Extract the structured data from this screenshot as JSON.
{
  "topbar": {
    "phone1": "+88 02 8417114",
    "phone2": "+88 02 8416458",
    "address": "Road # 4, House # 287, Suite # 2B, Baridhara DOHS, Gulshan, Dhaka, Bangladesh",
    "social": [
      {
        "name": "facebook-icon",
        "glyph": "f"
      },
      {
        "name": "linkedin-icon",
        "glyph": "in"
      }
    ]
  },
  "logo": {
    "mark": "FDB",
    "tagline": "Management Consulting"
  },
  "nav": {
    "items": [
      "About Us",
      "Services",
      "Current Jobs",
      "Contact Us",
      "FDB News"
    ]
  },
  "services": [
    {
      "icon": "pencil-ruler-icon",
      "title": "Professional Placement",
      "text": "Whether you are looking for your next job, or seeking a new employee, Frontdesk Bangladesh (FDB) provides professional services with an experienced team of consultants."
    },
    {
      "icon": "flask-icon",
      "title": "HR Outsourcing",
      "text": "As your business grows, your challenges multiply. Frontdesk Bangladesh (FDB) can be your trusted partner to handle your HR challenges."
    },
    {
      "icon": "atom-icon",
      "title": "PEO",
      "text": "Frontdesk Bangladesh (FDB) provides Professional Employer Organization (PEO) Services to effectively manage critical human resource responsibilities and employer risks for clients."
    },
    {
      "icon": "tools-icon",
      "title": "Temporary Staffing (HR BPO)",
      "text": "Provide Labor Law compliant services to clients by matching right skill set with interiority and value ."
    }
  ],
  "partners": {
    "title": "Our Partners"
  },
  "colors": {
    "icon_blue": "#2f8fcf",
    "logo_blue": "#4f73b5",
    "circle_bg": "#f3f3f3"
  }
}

Problem statement: Select all lines in the listing above where the word "title" appears, and show them.

Written answer:
      "title": "Professional Placement",
      "title": "HR Outsourcing",
      "title": "PEO",
      "title": "Temporary Staffing (HR BPO)",
    "title": "Our Partners"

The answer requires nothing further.